Stored rows -
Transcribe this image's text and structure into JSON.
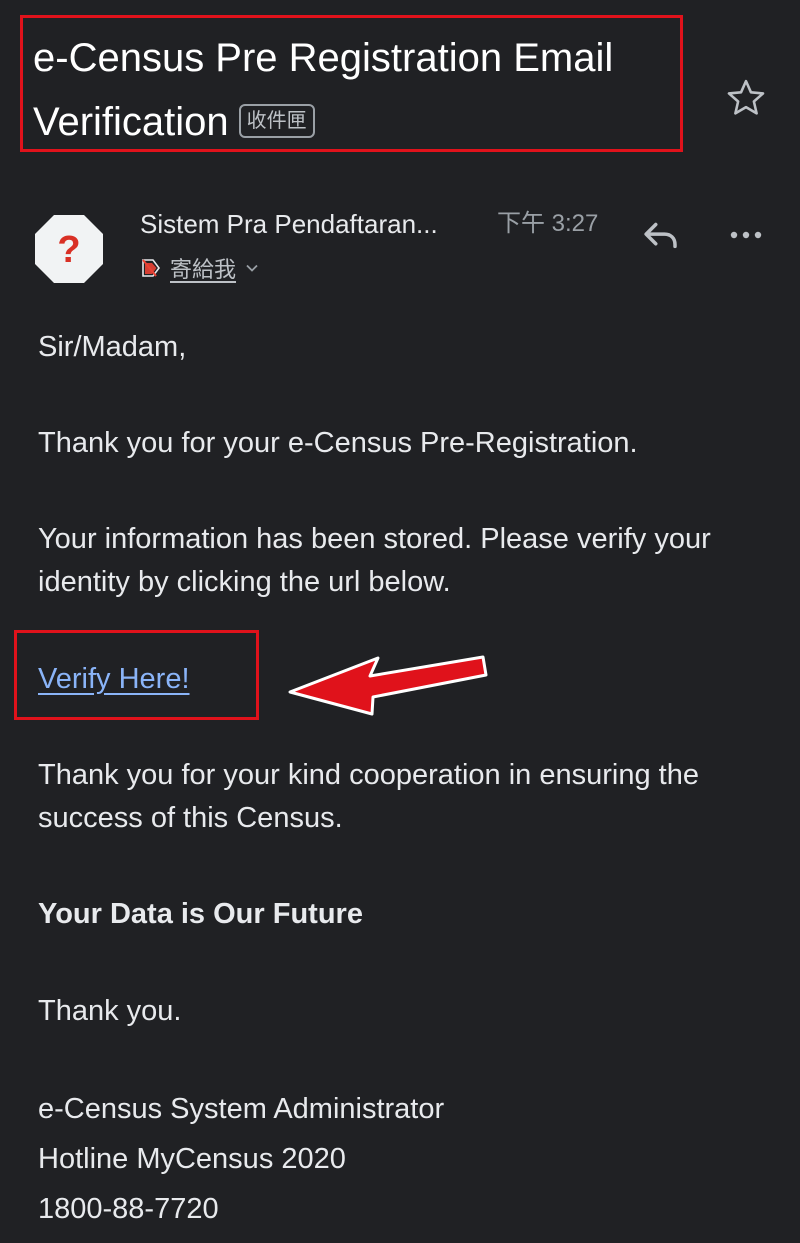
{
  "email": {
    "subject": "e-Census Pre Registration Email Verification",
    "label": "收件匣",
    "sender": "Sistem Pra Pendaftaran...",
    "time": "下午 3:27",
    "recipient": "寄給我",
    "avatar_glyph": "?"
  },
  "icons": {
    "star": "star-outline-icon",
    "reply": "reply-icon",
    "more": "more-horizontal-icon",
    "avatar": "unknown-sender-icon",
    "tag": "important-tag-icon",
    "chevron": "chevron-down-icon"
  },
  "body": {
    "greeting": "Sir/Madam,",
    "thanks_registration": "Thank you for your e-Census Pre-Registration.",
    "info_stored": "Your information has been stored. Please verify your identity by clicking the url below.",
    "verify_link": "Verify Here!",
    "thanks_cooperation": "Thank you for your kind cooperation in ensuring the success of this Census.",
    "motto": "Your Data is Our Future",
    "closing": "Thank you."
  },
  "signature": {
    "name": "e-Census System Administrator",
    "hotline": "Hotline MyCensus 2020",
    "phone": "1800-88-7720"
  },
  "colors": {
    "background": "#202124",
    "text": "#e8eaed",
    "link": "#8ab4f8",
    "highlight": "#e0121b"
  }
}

Instructions for the task - Quote all the lines above exactly as given. Do not include the pictures.

Task result -
Transcribe this image's text and structure into JSON.
{
  "email": {
    "subject": "e-Census Pre Registration Email Verification",
    "label": "收件匣",
    "sender": "Sistem Pra Pendaftaran...",
    "time": "下午 3:27",
    "recipient": "寄給我",
    "avatar_glyph": "?"
  },
  "icons": {
    "star": "star-outline-icon",
    "reply": "reply-icon",
    "more": "more-horizontal-icon",
    "avatar": "unknown-sender-icon",
    "tag": "important-tag-icon",
    "chevron": "chevron-down-icon"
  },
  "body": {
    "greeting": "Sir/Madam,",
    "thanks_registration": "Thank you for your e-Census Pre-Registration.",
    "info_stored": "Your information has been stored. Please verify your identity by clicking the url below.",
    "verify_link": "Verify Here!",
    "thanks_cooperation": "Thank you for your kind cooperation in ensuring the success of this Census.",
    "motto": "Your Data is Our Future",
    "closing": "Thank you."
  },
  "signature": {
    "name": "e-Census System Administrator",
    "hotline": "Hotline MyCensus 2020",
    "phone": "1800-88-7720"
  },
  "colors": {
    "background": "#202124",
    "text": "#e8eaed",
    "link": "#8ab4f8",
    "highlight": "#e0121b"
  }
}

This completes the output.